Dataset records
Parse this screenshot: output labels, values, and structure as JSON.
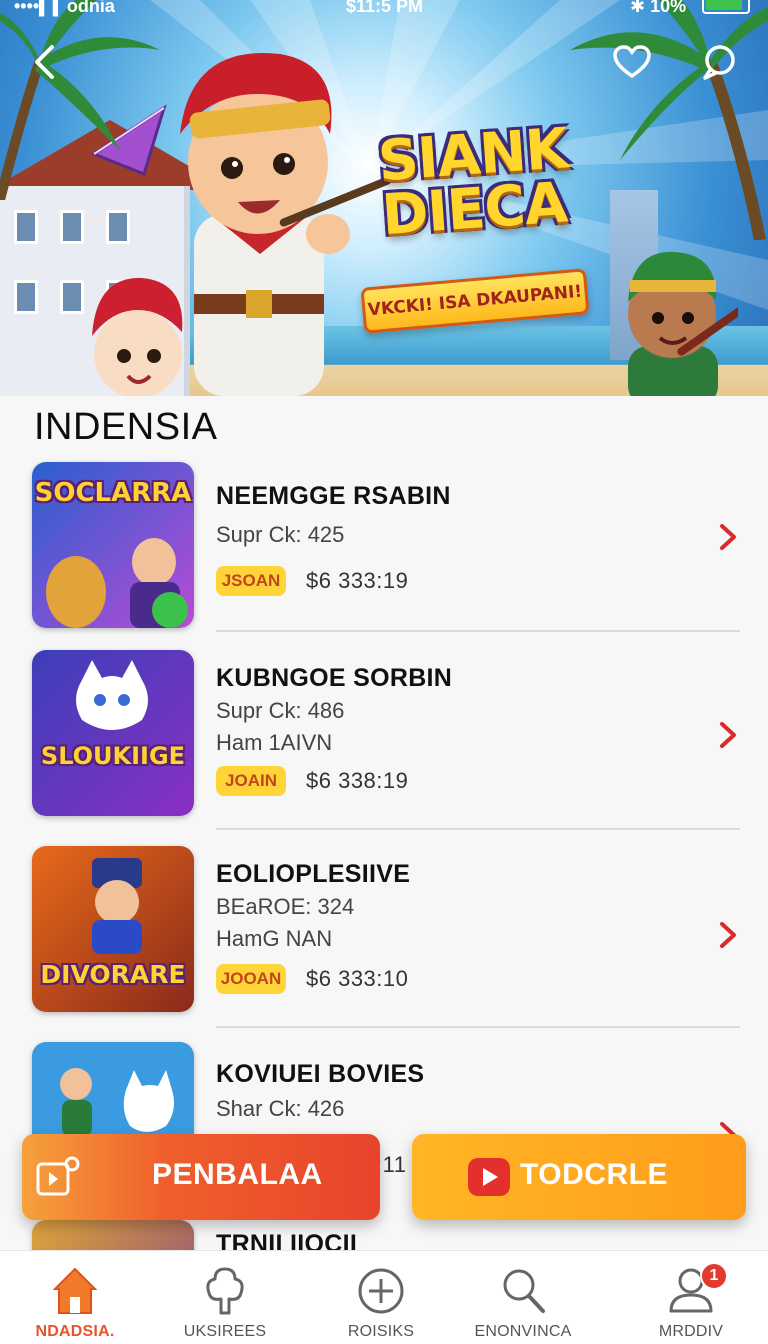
{
  "status_bar": {
    "carrier": "••••▍▍odnia",
    "time": "$11:5 PM",
    "battery": "✱ 10%"
  },
  "hero": {
    "title": "SIANK\nDIECA",
    "ribbon": "VKCKI! ISA DKAUPANI!"
  },
  "section": {
    "title": "INDENSIA"
  },
  "items": [
    {
      "name": "NEEMGGE RSABIN",
      "sub1": "Supr Ck: 425",
      "sub2": "",
      "badge": "JSOAN",
      "price": "$6  333:19",
      "thumb_title": "SOCLARRA",
      "thumb_colors": [
        "#2a5fcf",
        "#b84bd6"
      ]
    },
    {
      "name": "KUBNGOE SORBIN",
      "sub1": "Supr Ck: 486",
      "sub2": "Ham 1AIVN",
      "badge": "JOAIN",
      "price": "$6  338:19",
      "thumb_title": "SLOUKIIGE",
      "thumb_colors": [
        "#3b3fb8",
        "#8a2fc4"
      ]
    },
    {
      "name": "EOLIOPLESIIVE",
      "sub1": "BEaROE: 324",
      "sub2": "HamG NAN",
      "badge": "JOOAN",
      "price": "$6  333:10",
      "thumb_title": "DIVORARE",
      "thumb_colors": [
        "#e86a1a",
        "#8a2a1b"
      ]
    },
    {
      "name": "KOVIUEI BOVIES",
      "sub1": "Shar Ck: 426",
      "sub2": "",
      "badge": "",
      "price": "",
      "thumb_title": "",
      "thumb_colors": [
        "#3a9be0",
        "#6fc23a"
      ]
    },
    {
      "name": "TRNII IIOCII",
      "sub1": "",
      "sub2": "",
      "badge": "",
      "price": "",
      "thumb_title": "",
      "thumb_colors": [
        "#e0a53a",
        "#7a3a8a"
      ]
    }
  ],
  "partial_price": ":11",
  "actions": {
    "left_label": "PENBALAA",
    "right_label": "TODCRLE"
  },
  "nav": [
    {
      "label": "NDADSIA.",
      "icon": "home-icon",
      "active": true
    },
    {
      "label": "UKSIREES",
      "icon": "tree-icon",
      "active": false
    },
    {
      "label": "ROISIKS",
      "icon": "plus-circle-icon",
      "active": false
    },
    {
      "label": "ENONVINCA",
      "icon": "search-icon",
      "active": false
    },
    {
      "label": "MRDDIV",
      "icon": "profile-icon",
      "active": false
    }
  ],
  "notification_count": "1",
  "colors": {
    "accent": "#e8542a",
    "badge": "#ffd438",
    "chevron": "#d92b2b"
  }
}
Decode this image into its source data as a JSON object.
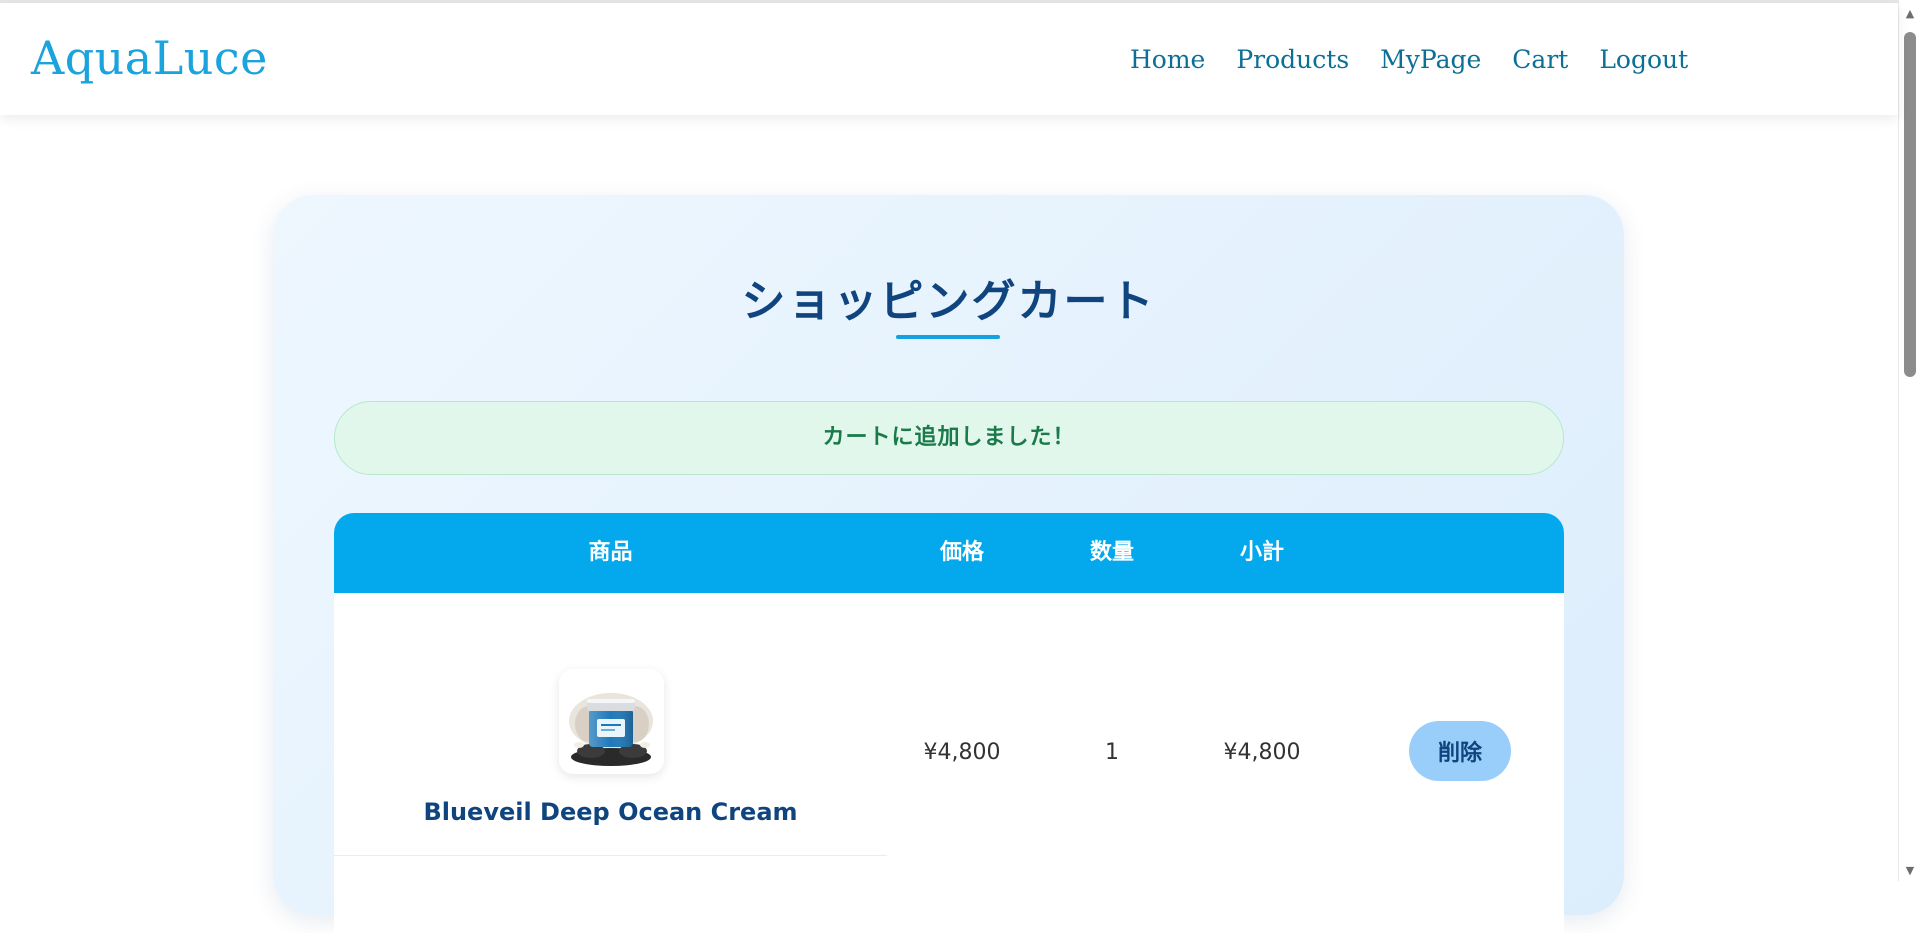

Stated exercise
Show the lines where the word "this" appears in the entries.

In response
Parse this screenshot: output labels, values, and structure as JSON.
Decode this image into its source data as a JSON object.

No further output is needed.